### Text to read
——
Pull-out simulations of a capped carbon nanotube in carbon nanotube-reinforced nanocomposites
- Department of Nanomechanics, Tohoku University, Sendai 980-8579 (Japan)
- Department of Mechanical Engineering, Chiba University, Chiba 263-8522 (Japan)
- College of Mechanical and Vehicle Engineering, Hunan University, Changsha 412008 (China)
- Department of Mechanical Engineering, The Hong Kong Polytechnic University, Hong Kong SAR (China)
- Fracture and Reliability Research Institute, Tohoku University, Sendai 980-8579 (Japan)
- Department of Mechanical Engineering, University of Houston, Houston, Texas 77004 (United States)
- Department of Aerospace Engineering, Tohoku University, Sendai 980-8579 (Japan)
——
### Information given
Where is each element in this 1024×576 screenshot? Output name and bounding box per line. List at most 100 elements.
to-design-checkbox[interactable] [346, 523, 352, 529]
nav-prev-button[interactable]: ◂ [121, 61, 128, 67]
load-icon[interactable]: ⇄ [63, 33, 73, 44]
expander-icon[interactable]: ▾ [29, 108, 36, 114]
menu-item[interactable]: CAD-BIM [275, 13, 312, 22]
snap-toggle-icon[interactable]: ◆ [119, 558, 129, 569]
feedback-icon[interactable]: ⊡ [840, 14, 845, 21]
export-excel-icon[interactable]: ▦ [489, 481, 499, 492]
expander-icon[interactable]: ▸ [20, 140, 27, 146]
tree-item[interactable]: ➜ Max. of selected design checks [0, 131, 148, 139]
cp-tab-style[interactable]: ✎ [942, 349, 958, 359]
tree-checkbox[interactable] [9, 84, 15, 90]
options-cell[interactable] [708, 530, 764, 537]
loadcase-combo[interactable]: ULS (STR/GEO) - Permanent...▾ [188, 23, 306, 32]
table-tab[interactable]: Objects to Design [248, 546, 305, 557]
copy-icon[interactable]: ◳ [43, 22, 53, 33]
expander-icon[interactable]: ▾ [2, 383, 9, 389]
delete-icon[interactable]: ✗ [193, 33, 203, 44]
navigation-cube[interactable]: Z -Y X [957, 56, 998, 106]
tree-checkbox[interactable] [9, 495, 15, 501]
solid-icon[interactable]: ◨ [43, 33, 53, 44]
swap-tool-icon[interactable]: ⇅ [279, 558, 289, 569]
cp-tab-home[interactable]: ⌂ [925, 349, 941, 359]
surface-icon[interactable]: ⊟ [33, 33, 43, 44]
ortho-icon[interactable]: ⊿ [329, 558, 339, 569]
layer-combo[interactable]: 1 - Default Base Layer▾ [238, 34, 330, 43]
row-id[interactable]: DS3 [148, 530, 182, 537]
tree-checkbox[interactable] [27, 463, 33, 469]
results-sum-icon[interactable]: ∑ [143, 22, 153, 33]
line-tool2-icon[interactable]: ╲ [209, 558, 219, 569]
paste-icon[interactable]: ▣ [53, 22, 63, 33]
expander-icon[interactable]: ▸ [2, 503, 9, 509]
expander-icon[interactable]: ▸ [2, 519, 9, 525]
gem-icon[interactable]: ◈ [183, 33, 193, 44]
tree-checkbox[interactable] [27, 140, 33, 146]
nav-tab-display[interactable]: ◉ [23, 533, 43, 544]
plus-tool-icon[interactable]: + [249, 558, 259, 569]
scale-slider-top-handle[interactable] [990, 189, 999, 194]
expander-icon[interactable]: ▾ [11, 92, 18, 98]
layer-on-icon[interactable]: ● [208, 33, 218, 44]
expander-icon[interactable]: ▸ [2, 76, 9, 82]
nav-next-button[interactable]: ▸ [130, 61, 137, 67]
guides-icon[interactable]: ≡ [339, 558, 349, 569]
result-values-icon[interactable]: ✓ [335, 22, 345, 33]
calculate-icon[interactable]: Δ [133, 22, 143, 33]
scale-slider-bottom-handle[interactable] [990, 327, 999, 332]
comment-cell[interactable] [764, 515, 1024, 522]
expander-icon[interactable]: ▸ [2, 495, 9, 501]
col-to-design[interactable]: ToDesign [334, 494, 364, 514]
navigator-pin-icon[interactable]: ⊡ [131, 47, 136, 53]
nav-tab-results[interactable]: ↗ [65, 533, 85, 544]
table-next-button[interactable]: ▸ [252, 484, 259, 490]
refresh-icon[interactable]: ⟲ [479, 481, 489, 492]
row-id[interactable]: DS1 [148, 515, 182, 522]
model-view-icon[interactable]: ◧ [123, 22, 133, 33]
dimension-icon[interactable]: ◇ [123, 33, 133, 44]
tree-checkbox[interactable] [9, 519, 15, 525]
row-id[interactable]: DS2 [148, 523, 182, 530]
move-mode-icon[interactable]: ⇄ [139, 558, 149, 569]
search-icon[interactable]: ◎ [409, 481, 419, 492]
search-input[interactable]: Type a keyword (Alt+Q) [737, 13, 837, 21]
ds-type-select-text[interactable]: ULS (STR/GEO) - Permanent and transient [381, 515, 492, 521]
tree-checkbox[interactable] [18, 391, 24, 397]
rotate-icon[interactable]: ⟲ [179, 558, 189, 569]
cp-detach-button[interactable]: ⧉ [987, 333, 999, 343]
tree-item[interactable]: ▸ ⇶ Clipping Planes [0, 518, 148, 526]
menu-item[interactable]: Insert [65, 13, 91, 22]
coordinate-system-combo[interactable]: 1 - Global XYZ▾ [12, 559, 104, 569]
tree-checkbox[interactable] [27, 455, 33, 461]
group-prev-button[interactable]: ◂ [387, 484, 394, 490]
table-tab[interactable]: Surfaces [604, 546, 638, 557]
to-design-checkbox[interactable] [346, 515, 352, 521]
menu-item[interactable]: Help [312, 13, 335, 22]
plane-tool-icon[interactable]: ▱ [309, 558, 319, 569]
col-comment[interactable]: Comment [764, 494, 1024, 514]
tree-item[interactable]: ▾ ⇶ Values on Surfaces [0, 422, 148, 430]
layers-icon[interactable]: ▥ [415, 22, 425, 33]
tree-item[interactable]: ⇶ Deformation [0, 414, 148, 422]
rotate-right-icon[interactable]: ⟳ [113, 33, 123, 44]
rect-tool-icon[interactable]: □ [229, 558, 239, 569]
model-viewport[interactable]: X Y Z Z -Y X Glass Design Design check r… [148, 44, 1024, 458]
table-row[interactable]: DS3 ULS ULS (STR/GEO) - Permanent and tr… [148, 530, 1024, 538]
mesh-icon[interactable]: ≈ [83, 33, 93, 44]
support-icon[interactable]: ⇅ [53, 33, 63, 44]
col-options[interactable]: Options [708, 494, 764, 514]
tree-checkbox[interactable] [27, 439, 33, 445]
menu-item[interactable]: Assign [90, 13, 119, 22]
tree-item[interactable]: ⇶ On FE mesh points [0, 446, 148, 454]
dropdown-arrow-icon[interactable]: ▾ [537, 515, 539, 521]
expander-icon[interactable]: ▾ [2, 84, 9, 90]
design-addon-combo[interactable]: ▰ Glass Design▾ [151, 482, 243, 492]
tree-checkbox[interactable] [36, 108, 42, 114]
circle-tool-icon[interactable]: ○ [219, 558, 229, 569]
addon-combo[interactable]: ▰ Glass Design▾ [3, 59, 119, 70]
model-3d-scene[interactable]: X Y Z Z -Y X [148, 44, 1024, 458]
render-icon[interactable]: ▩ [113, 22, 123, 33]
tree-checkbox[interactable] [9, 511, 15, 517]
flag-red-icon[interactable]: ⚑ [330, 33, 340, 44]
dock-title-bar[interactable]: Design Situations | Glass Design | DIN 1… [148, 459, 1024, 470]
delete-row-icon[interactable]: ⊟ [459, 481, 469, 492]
——
### What to do
1. Answer from the text on nanotube pull-out simulations:
(a) Which university houses the Department of Nanomechanics?
(b) What postal code is given for Chiba University?
(c) In which city is the College of Mechanical and Vehicle Engineering located?
2. From the text on nanotube pull-out simulations, list every city named in the affiliations.
3. Reproduce everything from "- Department of Mechanical Engineering, The" down to "77004 (United States)" in the text on nanotube pull-out simulations.

### Complete answers
1.
(a) Tohoku University
(b) 263-8522
(c) Changsha

2. Sendai, Chiba, Changsha, Hong Kong, Houston

3.
- Department of Mechanical Engineering, The Hong Kong Polytechnic University, Hong Kong SAR (China)
- Fracture and Reliability Research Institute, Tohoku University, Sendai 980-8579 (Japan)
- Department of Mechanical Engineering, University of Houston, Houston, Texas 77004 (United States)